BRIEF A.
Translate into Spanish this sentence from the note on detecting outliers in SQL Server below: "The following is a short note on how to detect outliers in SQL Server."

READING TEXT.
——

Fredrik Erlandsson

Logo

PhD in Computer science, data scientist at Consid AB.

Detetcting outliers in SQL Server

2021-07-08

The following is a short note on how to detect outliers in SQL Server.

WITH orderedList AS (
    SELECT sj.Name, sjh.job_id, CONVERT(date, CAST(run_date AS CHAR(12))) AS run_date, run_status, run_duration as duration,
    ROW_NUMBER() OVER (PARTITION BY sjh.job_id ORDER BY run_duration) AS row_n
    FROM msdb.dbo.sysjobhistory sjh
    JOIN msdb.dbo.sysjobs sj ON sj.job_id = sjh.job_id
    WHERE sjh.step_id = 0
),
iqr AS (
    SELECT *
    ,(SELECT AVG(duration) FROM orderedList ol 
    WHERE orderedList.job_id = ol.job_id) AS mean_duration 
    ,(SELECT duration FROM orderedList ol 
    WHERE orderedList.job_id = ol.job_id 
    AND row_n = FLOOR((SELECT MAX(row_n) FROM orderedList ol WHERE orderedList.job_id = ol.job_id)*.25)

——

BRIEF B.
In the first block of entries below, substitute "handheld" for "mobile" and reproduce only the lines from the line with "question-1: What problems" up to and including the line with "table-row[interactable] [10, 291, 806, 343]". Leave everything else in those lines unchanged.

——

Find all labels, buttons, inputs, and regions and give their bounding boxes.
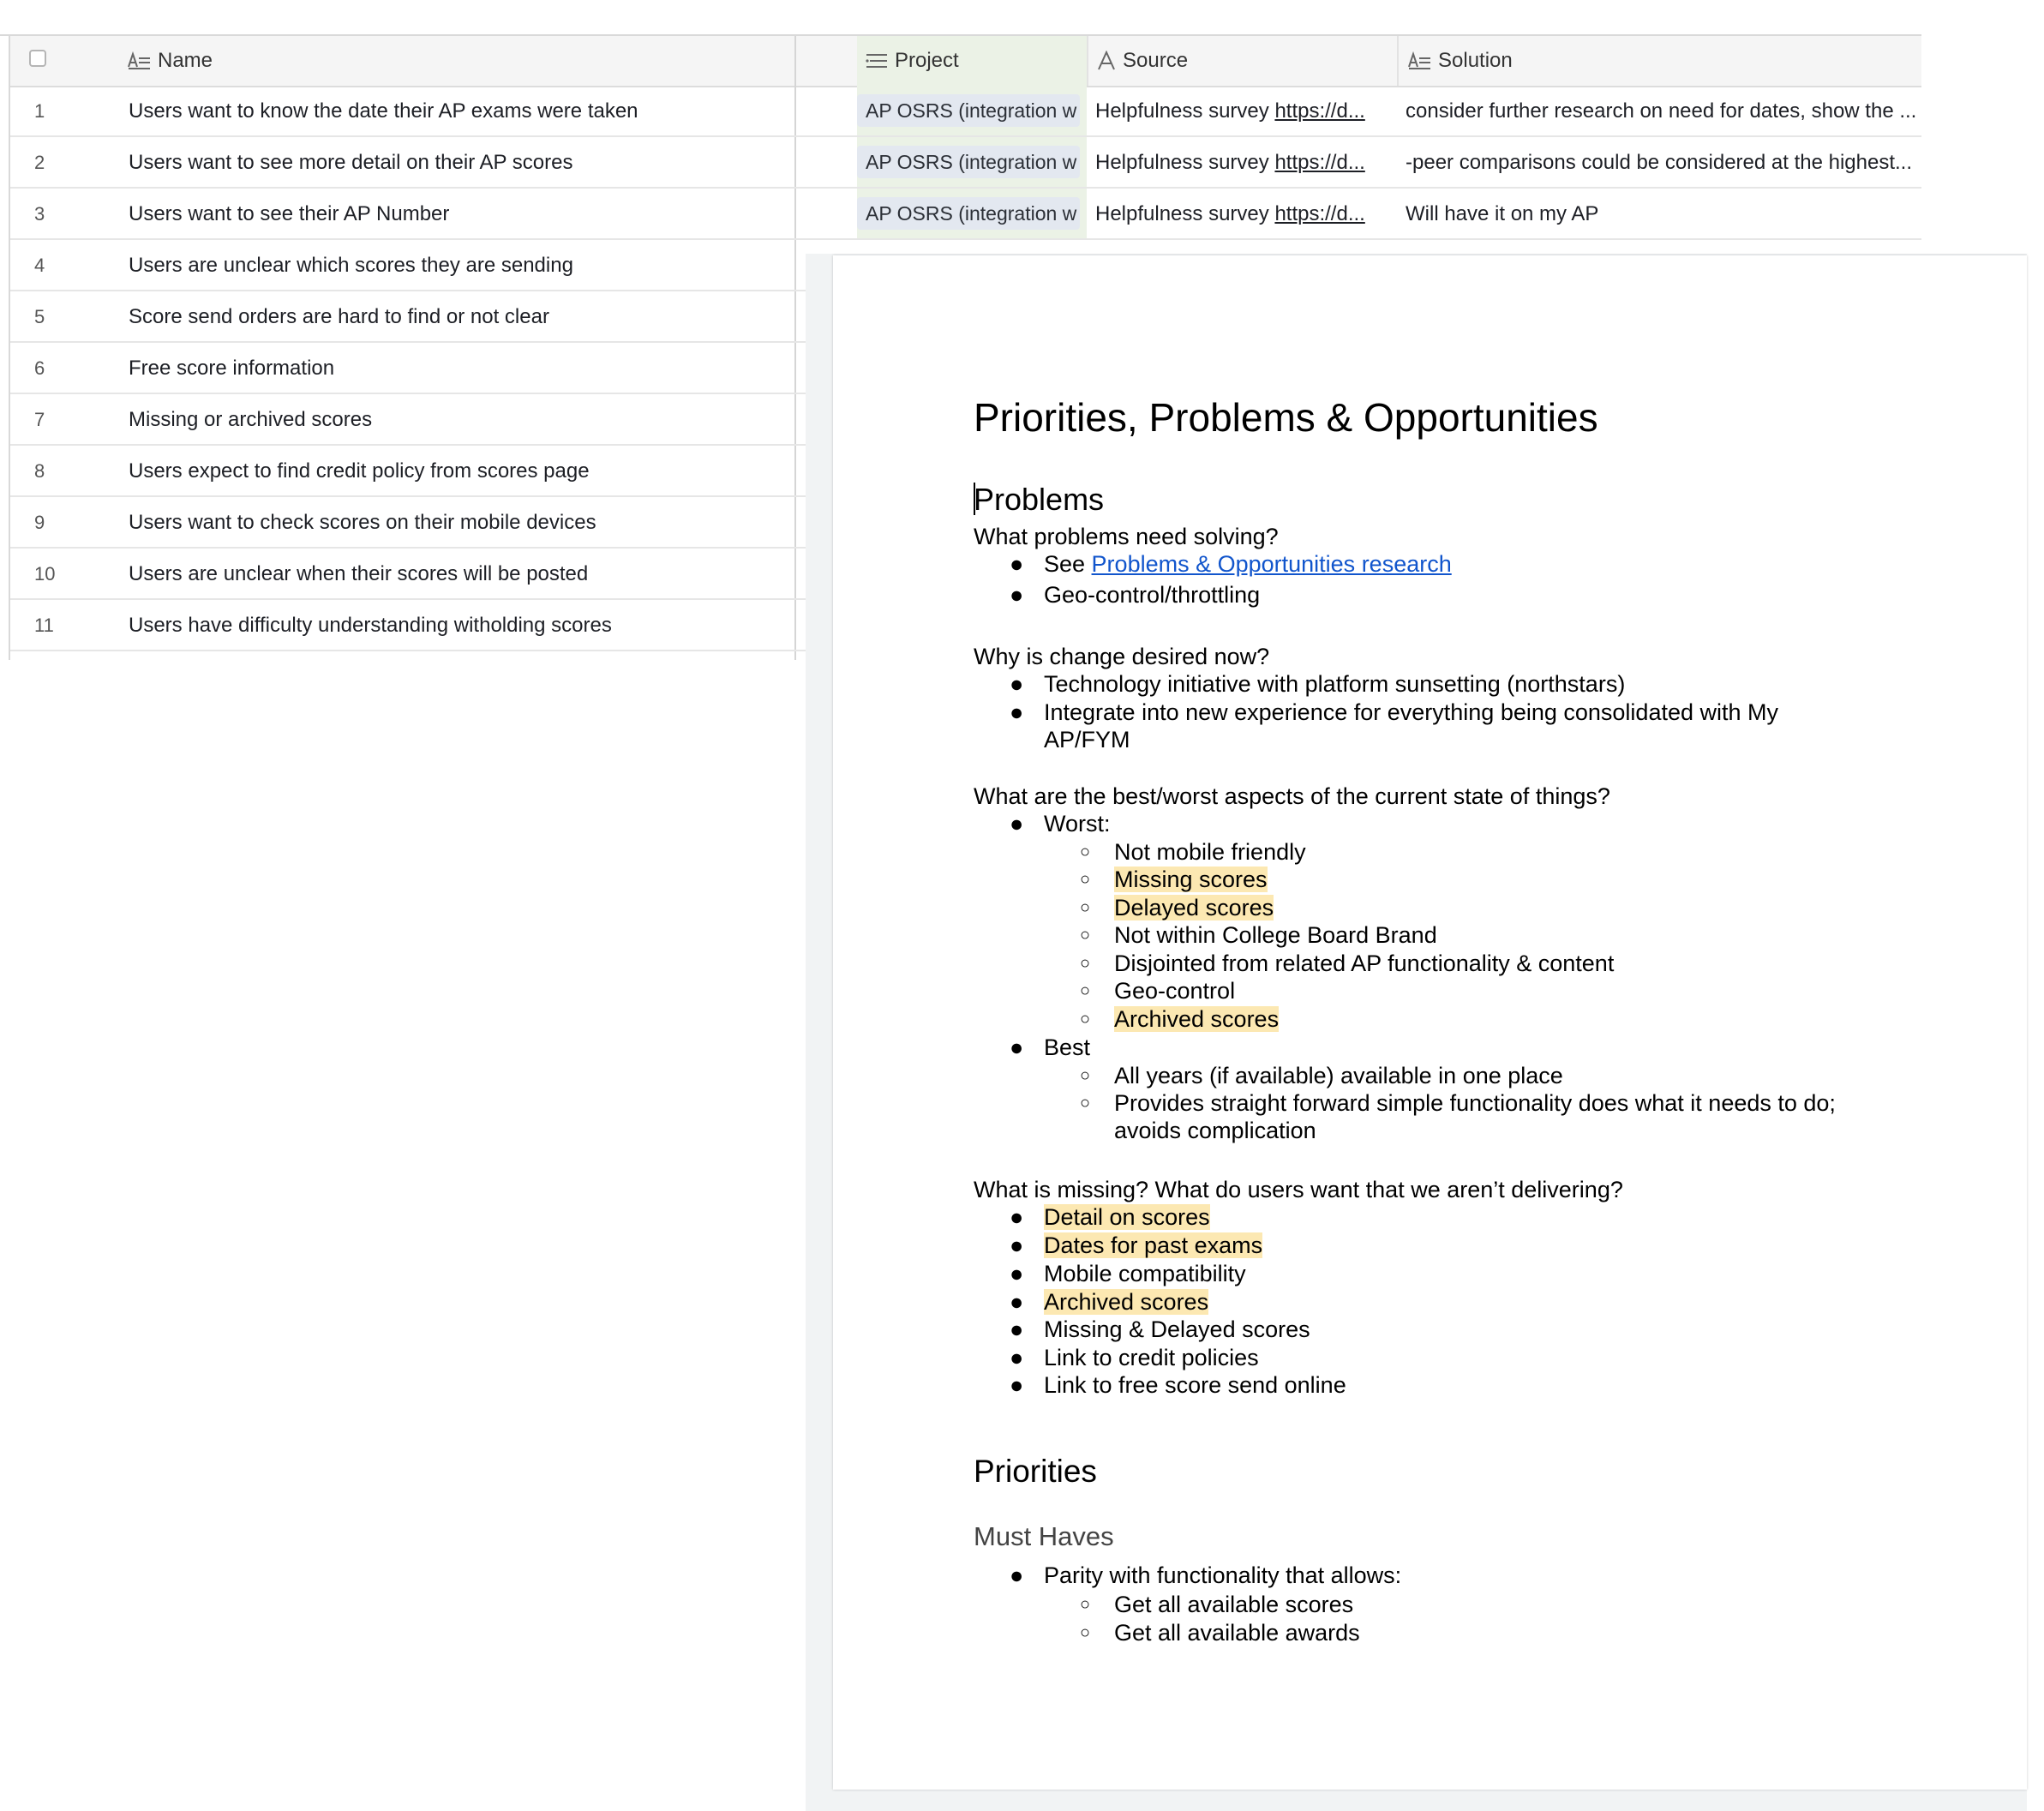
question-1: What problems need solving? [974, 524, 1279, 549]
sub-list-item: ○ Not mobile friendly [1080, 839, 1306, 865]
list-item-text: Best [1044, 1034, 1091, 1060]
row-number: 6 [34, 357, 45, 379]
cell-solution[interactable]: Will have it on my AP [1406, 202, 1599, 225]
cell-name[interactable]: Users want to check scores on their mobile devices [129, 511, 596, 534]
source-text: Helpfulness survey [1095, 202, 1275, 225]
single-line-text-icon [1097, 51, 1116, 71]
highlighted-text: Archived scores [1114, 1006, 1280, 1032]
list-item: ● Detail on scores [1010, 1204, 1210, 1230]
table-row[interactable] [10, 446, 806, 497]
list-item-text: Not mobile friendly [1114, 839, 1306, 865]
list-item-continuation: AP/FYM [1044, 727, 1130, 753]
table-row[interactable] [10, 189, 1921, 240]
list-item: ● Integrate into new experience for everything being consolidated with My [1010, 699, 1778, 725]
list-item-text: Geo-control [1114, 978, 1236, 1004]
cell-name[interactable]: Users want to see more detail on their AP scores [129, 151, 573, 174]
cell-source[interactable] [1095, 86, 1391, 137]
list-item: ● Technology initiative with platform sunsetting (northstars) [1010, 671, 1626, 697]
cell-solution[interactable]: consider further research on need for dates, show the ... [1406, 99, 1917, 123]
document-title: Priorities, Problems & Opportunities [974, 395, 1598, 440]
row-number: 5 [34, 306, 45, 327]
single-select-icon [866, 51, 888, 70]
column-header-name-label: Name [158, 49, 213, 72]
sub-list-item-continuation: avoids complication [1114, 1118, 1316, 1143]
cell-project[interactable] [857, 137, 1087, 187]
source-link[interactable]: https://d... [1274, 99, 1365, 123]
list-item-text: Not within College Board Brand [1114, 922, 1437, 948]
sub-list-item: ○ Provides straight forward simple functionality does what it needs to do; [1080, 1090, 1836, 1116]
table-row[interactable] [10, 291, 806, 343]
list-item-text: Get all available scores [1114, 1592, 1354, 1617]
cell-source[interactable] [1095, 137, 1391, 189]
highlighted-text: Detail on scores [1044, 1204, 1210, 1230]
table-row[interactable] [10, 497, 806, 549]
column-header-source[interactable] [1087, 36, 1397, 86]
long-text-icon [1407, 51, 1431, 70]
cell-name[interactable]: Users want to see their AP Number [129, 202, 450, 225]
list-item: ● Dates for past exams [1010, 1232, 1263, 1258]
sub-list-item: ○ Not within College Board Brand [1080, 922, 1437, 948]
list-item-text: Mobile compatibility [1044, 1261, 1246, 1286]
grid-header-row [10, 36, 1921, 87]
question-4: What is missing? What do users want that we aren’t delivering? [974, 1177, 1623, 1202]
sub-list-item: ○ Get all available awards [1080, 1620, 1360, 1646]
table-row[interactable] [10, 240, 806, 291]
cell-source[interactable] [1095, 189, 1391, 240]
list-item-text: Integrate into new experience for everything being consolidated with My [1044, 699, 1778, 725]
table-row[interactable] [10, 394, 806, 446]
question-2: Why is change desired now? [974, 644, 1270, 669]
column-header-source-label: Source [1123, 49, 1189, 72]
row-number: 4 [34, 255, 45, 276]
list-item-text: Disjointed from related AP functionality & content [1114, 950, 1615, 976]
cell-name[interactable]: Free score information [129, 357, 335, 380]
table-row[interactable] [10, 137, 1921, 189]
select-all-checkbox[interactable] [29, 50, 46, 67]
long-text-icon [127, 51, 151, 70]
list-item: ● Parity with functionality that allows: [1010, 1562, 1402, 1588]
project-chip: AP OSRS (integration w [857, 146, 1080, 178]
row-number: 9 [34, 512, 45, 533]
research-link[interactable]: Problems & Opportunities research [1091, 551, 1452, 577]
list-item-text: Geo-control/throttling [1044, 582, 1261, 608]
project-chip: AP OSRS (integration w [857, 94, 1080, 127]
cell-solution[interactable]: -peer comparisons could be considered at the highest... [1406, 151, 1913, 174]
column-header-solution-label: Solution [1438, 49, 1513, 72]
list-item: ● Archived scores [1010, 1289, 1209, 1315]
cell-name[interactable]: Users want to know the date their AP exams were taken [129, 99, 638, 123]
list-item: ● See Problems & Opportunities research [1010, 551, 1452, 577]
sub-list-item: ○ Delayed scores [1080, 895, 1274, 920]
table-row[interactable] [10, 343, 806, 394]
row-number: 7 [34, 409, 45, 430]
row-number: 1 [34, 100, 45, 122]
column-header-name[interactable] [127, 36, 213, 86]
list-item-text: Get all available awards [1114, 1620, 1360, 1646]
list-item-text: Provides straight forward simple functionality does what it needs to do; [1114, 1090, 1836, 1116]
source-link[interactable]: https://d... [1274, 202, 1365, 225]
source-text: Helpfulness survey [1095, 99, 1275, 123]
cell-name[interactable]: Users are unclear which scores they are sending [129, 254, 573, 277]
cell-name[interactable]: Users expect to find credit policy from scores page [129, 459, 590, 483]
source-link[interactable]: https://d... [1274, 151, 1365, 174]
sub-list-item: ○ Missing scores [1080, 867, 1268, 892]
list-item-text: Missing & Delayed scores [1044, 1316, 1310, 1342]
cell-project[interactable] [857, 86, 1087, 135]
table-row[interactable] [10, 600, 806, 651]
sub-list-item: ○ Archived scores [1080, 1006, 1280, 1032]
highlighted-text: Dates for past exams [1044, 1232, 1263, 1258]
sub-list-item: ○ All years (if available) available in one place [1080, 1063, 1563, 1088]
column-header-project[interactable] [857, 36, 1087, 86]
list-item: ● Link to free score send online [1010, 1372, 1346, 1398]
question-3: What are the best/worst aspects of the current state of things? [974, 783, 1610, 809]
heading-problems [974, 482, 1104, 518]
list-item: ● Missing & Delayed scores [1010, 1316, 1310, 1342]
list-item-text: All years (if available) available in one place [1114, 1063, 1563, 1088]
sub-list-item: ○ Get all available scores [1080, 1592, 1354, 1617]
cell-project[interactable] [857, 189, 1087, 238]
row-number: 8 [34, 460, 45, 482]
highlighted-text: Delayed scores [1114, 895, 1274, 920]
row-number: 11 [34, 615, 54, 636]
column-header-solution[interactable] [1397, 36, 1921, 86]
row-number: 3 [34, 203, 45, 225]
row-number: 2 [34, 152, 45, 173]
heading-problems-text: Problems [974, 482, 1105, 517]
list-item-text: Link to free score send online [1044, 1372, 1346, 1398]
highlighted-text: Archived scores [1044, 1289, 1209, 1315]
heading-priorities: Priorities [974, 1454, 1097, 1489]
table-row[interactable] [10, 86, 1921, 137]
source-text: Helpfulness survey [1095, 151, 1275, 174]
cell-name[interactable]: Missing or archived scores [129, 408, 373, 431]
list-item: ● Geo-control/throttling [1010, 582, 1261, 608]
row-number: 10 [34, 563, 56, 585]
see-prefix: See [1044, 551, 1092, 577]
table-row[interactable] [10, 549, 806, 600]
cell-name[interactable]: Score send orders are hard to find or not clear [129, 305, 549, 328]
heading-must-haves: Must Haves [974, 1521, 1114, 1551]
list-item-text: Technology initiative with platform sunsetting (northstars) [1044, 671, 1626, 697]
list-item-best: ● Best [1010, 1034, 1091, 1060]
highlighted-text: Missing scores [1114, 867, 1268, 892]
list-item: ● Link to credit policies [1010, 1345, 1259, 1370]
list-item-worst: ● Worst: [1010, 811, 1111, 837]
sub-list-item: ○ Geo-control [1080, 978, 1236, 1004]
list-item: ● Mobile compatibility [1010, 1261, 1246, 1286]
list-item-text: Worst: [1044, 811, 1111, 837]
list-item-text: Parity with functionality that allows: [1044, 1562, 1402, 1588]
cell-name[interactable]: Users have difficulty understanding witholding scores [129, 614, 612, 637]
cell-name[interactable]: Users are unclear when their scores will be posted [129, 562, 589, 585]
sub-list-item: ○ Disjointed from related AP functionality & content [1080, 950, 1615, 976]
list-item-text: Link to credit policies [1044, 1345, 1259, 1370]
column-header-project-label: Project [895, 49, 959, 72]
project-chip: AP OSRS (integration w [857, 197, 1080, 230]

——

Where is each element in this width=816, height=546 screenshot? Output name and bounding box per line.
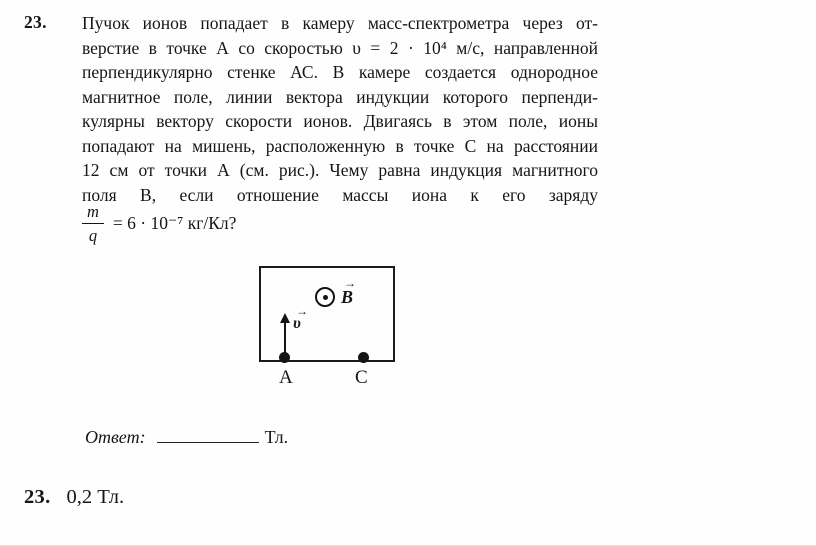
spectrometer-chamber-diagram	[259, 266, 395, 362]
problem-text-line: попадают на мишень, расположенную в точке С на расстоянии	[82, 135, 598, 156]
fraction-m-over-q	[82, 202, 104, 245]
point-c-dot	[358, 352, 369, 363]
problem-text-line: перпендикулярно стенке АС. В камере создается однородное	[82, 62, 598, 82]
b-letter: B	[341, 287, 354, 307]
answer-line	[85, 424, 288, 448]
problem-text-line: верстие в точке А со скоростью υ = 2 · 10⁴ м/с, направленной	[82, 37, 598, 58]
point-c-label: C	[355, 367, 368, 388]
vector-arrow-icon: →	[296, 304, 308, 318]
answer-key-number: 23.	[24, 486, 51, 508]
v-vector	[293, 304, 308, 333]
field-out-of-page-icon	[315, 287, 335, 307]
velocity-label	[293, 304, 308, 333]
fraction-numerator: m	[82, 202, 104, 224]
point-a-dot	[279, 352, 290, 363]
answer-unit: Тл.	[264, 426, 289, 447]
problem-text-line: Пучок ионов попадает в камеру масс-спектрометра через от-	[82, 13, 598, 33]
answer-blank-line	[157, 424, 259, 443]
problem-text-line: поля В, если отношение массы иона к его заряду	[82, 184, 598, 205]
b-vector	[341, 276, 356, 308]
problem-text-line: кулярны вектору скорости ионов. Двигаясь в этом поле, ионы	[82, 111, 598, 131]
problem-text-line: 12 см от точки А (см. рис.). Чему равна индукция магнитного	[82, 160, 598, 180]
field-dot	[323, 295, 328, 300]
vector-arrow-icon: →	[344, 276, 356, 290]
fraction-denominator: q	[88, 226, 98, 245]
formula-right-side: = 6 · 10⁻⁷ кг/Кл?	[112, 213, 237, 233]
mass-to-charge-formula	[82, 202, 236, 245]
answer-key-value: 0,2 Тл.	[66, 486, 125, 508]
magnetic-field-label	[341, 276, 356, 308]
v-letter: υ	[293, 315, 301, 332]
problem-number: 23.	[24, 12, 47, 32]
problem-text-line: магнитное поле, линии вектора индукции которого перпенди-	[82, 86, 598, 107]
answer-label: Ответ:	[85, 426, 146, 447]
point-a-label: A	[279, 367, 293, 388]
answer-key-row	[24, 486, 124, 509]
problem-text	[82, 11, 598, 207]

——

FULL RESPONSE A.
A continuación se presenta una breve nota sobre cómo detectar valores atípicos en SQL Server.

FULL RESPONSE B.
question-1: What problems need solving? [974, 524, 1279, 549]
sub-list-item: ○ Not handheld friendly [1080, 839, 1306, 865]
list-item-text: Best [1044, 1034, 1091, 1060]
row-number: 6 [34, 357, 45, 379]
cell-solution[interactable]: Will have it on my AP [1406, 202, 1599, 225]
cell-name[interactable]: Users want to check scores on their handheld devices [129, 511, 596, 534]
source-text: Helpfulness survey [1095, 202, 1275, 225]
single-line-text-icon [1097, 51, 1116, 71]
highlighted-text: Archived scores [1114, 1006, 1280, 1032]
list-item: ● Detail on scores [1010, 1204, 1210, 1230]
table-row[interactable] [10, 446, 806, 497]
list-item-text: Not handheld friendly [1114, 839, 1306, 865]
list-item-continuation: AP/FYM [1044, 727, 1130, 753]
table-row[interactable] [10, 189, 1921, 240]
list-item: ● Integrate into new experience for everything being consolidated with My [1010, 699, 1778, 725]
list-item-text: Geo-control [1114, 978, 1236, 1004]
cell-name[interactable]: Users want to see more detail on their AP scores [129, 151, 573, 174]
cell-source[interactable] [1095, 86, 1391, 137]
list-item: ● Technology initiative with platform sunsetting (northstars) [1010, 671, 1626, 697]
cell-solution[interactable]: consider further research on need for dates, show the ... [1406, 99, 1917, 123]
document-title: Priorities, Problems & Opportunities [974, 395, 1598, 440]
row-number: 5 [34, 306, 45, 327]
single-select-icon [866, 51, 888, 70]
column-header-name-label: Name [158, 49, 213, 72]
sub-list-item-continuation: avoids complication [1114, 1118, 1316, 1143]
cell-project[interactable] [857, 137, 1087, 187]
source-link[interactable]: https://d... [1274, 99, 1365, 123]
list-item-text: Not within College Board Brand [1114, 922, 1437, 948]
sub-list-item: ○ Provides straight forward simple functionality does what it needs to do; [1080, 1090, 1836, 1116]
table-row[interactable] [10, 291, 806, 343]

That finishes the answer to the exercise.